### Data for the task
================================

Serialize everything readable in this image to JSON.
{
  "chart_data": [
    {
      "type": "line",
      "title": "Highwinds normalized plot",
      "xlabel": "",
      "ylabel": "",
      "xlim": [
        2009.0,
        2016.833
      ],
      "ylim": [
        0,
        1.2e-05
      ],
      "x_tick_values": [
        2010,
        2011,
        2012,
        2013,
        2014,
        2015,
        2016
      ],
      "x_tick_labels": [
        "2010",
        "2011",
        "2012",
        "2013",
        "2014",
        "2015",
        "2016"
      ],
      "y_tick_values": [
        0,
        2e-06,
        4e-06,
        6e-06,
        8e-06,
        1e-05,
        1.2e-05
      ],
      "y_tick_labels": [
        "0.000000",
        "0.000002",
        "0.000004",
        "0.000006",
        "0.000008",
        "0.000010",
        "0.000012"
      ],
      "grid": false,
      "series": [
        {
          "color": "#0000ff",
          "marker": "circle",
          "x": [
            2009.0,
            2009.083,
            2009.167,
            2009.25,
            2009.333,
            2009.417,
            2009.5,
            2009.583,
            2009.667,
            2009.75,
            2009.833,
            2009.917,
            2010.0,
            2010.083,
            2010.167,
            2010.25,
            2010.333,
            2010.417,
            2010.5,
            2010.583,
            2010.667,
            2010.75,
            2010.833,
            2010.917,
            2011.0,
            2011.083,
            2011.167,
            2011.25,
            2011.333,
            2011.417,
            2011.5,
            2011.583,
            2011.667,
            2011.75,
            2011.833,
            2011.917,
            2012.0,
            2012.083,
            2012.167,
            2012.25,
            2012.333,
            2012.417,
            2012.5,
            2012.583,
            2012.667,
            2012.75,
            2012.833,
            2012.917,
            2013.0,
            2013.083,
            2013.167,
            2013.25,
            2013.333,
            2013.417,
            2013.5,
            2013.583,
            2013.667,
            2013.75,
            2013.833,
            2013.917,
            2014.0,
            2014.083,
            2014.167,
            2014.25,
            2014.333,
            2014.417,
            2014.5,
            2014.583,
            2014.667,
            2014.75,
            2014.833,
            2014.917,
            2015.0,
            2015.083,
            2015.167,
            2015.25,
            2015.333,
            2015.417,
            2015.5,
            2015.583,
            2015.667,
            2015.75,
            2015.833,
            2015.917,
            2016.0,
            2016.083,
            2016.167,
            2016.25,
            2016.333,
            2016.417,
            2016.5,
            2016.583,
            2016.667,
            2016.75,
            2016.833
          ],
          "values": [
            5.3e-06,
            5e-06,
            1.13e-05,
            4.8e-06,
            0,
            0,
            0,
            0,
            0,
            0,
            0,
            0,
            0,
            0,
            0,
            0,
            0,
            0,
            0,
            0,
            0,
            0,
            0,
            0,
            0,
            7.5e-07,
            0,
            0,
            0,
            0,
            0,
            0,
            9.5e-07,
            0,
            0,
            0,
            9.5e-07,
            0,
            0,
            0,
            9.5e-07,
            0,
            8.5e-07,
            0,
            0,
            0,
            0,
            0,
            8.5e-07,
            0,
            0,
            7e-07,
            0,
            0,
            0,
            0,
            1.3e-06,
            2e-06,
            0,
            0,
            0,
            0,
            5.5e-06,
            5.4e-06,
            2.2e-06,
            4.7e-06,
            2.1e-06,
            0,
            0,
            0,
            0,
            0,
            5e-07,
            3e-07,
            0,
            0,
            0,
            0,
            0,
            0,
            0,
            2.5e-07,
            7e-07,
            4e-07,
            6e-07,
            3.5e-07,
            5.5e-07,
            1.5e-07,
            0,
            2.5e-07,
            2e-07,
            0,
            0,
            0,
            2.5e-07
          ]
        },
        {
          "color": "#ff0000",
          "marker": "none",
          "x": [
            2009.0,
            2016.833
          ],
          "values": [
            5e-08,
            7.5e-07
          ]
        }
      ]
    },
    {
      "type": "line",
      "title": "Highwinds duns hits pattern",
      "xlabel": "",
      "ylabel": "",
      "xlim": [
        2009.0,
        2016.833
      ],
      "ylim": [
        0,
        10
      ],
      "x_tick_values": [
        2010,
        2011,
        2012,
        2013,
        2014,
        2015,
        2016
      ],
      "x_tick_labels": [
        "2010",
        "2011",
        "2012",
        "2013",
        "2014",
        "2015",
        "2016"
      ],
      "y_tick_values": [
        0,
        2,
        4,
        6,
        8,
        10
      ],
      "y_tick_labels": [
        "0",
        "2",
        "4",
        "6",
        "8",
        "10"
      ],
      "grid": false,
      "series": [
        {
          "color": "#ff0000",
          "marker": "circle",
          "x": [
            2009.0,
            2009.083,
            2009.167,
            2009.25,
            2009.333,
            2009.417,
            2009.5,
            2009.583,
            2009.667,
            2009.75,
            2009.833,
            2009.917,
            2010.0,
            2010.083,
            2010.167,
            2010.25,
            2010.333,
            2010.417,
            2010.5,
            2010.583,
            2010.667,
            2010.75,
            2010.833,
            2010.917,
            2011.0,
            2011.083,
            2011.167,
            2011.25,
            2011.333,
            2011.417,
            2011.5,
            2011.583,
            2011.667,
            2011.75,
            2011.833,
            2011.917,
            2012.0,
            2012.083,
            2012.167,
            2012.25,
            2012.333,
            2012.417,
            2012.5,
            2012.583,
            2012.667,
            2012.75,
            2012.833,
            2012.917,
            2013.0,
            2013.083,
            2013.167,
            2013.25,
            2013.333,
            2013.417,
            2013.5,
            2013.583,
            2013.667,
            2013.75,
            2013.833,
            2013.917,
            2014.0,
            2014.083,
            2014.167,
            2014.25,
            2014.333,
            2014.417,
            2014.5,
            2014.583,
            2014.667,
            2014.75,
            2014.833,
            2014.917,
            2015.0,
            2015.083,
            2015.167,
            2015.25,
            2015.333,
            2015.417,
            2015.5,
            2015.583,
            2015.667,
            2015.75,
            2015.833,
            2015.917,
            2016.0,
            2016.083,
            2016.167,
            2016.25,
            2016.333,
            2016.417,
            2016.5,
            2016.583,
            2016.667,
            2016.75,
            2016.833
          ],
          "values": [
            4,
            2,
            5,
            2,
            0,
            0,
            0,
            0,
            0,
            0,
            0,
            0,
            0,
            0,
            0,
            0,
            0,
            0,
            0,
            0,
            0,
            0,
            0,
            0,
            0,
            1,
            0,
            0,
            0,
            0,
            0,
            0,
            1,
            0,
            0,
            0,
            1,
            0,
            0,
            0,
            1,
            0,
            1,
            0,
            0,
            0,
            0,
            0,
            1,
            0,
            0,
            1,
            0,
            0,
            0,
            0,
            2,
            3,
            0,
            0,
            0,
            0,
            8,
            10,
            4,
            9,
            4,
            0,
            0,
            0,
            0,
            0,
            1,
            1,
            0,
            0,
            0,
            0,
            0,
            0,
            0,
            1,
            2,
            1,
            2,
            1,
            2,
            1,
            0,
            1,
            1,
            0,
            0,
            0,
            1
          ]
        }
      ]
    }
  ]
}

================================

### Given request
Every record above needs to be repeated word for word.

### Problem solution
Serialize everything readable in this image to JSON.
{
  "chart_data": [
    {
      "type": "line",
      "title": "Highwinds normalized plot",
      "xlabel": "",
      "ylabel": "",
      "xlim": [
        2009.0,
        2016.833
      ],
      "ylim": [
        0,
        1.2e-05
      ],
      "x_tick_values": [
        2010,
        2011,
        2012,
        2013,
        2014,
        2015,
        2016
      ],
      "x_tick_labels": [
        "2010",
        "2011",
        "2012",
        "2013",
        "2014",
        "2015",
        "2016"
      ],
      "y_tick_values": [
        0,
        2e-06,
        4e-06,
        6e-06,
        8e-06,
        1e-05,
        1.2e-05
      ],
      "y_tick_labels": [
        "0.000000",
        "0.000002",
        "0.000004",
        "0.000006",
        "0.000008",
        "0.000010",
        "0.000012"
      ],
      "grid": false,
      "series": [
        {
          "color": "#0000ff",
          "marker": "circle",
          "x": [
            2009.0,
            2009.083,
            2009.167,
            2009.25,
            2009.333,
            2009.417,
            2009.5,
            2009.583,
            2009.667,
            2009.75,
            2009.833,
            2009.917,
            2010.0,
            2010.083,
            2010.167,
            2010.25,
            2010.333,
            2010.417,
            2010.5,
            2010.583,
            2010.667,
            2010.75,
            2010.833,
            2010.917,
            2011.0,
            2011.083,
            2011.167,
            2011.25,
            2011.333,
            2011.417,
            2011.5,
            2011.583,
            2011.667,
            2011.75,
            2011.833,
            2011.917,
            2012.0,
            2012.083,
            2012.167,
            2012.25,
            2012.333,
            2012.417,
            2012.5,
            2012.583,
            2012.667,
            2012.75,
            2012.833,
            2012.917,
            2013.0,
            2013.083,
            2013.167,
            2013.25,
            2013.333,
            2013.417,
            2013.5,
            2013.583,
            2013.667,
            2013.75,
            2013.833,
            2013.917,
            2014.0,
            2014.083,
            2014.167,
            2014.25,
            2014.333,
            2014.417,
            2014.5,
            2014.583,
            2014.667,
            2014.75,
            2014.833,
            2014.917,
            2015.0,
            2015.083,
            2015.167,
            2015.25,
            2015.333,
            2015.417,
            2015.5,
            2015.583,
            2015.667,
            2015.75,
            2015.833,
            2015.917,
            2016.0,
            2016.083,
            2016.167,
            2016.25,
            2016.333,
            2016.417,
            2016.5,
            2016.583,
            2016.667,
            2016.75,
            2016.833
          ],
          "values": [
            5.3e-06,
            5e-06,
            1.13e-05,
            4.8e-06,
            0,
            0,
            0,
            0,
            0,
            0,
            0,
            0,
            0,
            0,
            0,
            0,
            0,
            0,
            0,
            0,
            0,
            0,
            0,
            0,
            0,
            7.5e-07,
            0,
            0,
            0,
            0,
            0,
            0,
            9.5e-07,
            0,
            0,
            0,
            9.5e-07,
            0,
            0,
            0,
            9.5e-07,
            0,
            8.5e-07,
            0,
            0,
            0,
            0,
            0,
            8.5e-07,
            0,
            0,
            7e-07,
            0,
            0,
            0,
            0,
            1.3e-06,
            2e-06,
            0,
            0,
            0,
            0,
            5.5e-06,
            5.4e-06,
            2.2e-06,
            4.7e-06,
            2.1e-06,
            0,
            0,
            0,
            0,
            0,
            5e-07,
            3e-07,
            0,
            0,
            0,
            0,
            0,
            0,
            0,
            2.5e-07,
            7e-07,
            4e-07,
            6e-07,
            3.5e-07,
            5.5e-07,
            1.5e-07,
            0,
            2.5e-07,
            2e-07,
            0,
            0,
            0,
            2.5e-07
          ]
        },
        {
          "color": "#ff0000",
          "marker": "none",
          "x": [
            2009.0,
            2016.833
          ],
          "values": [
            5e-08,
            7.5e-07
          ]
        }
      ]
    },
    {
      "type": "line",
      "title": "Highwinds duns hits pattern",
      "xlabel": "",
      "ylabel": "",
      "xlim": [
        2009.0,
        2016.833
      ],
      "ylim": [
        0,
        10
      ],
      "x_tick_values": [
        2010,
        2011,
        2012,
        2013,
        2014,
        2015,
        2016
      ],
      "x_tick_labels": [
        "2010",
        "2011",
        "2012",
        "2013",
        "2014",
        "2015",
        "2016"
      ],
      "y_tick_values": [
        0,
        2,
        4,
        6,
        8,
        10
      ],
      "y_tick_labels": [
        "0",
        "2",
        "4",
        "6",
        "8",
        "10"
      ],
      "grid": false,
      "series": [
        {
          "color": "#ff0000",
          "marker": "circle",
          "x": [
            2009.0,
            2009.083,
            2009.167,
            2009.25,
            2009.333,
            2009.417,
            2009.5,
            2009.583,
            2009.667,
            2009.75,
            2009.833,
            2009.917,
            2010.0,
            2010.083,
            2010.167,
            2010.25,
            2010.333,
            2010.417,
            2010.5,
            2010.583,
            2010.667,
            2010.75,
            2010.833,
            2010.917,
            2011.0,
            2011.083,
            2011.167,
            2011.25,
            2011.333,
            2011.417,
            2011.5,
            2011.583,
            2011.667,
            2011.75,
            2011.833,
            2011.917,
            2012.0,
            2012.083,
            2012.167,
            2012.25,
            2012.333,
            2012.417,
            2012.5,
            2012.583,
            2012.667,
            2012.75,
            2012.833,
            2012.917,
            2013.0,
            2013.083,
            2013.167,
            2013.25,
            2013.333,
            2013.417,
            2013.5,
            2013.583,
            2013.667,
            2013.75,
            2013.833,
            2013.917,
            2014.0,
            2014.083,
            2014.167,
            2014.25,
            2014.333,
            2014.417,
            2014.5,
            2014.583,
            2014.667,
            2014.75,
            2014.833,
            2014.917,
            2015.0,
            2015.083,
            2015.167,
            2015.25,
            2015.333,
            2015.417,
            2015.5,
            2015.583,
            2015.667,
            2015.75,
            2015.833,
            2015.917,
            2016.0,
            2016.083,
            2016.167,
            2016.25,
            2016.333,
            2016.417,
            2016.5,
            2016.583,
            2016.667,
            2016.75,
            2016.833
          ],
          "values": [
            4,
            2,
            5,
            2,
            0,
            0,
            0,
            0,
            0,
            0,
            0,
            0,
            0,
            0,
            0,
            0,
            0,
            0,
            0,
            0,
            0,
            0,
            0,
            0,
            0,
            1,
            0,
            0,
            0,
            0,
            0,
            0,
            1,
            0,
            0,
            0,
            1,
            0,
            0,
            0,
            1,
            0,
            1,
            0,
            0,
            0,
            0,
            0,
            1,
            0,
            0,
            1,
            0,
            0,
            0,
            0,
            2,
            3,
            0,
            0,
            0,
            0,
            8,
            10,
            4,
            9,
            4,
            0,
            0,
            0,
            0,
            0,
            1,
            1,
            0,
            0,
            0,
            0,
            0,
            0,
            0,
            1,
            2,
            1,
            2,
            1,
            2,
            1,
            0,
            1,
            1,
            0,
            0,
            0,
            1
          ]
        }
      ]
    }
  ]
}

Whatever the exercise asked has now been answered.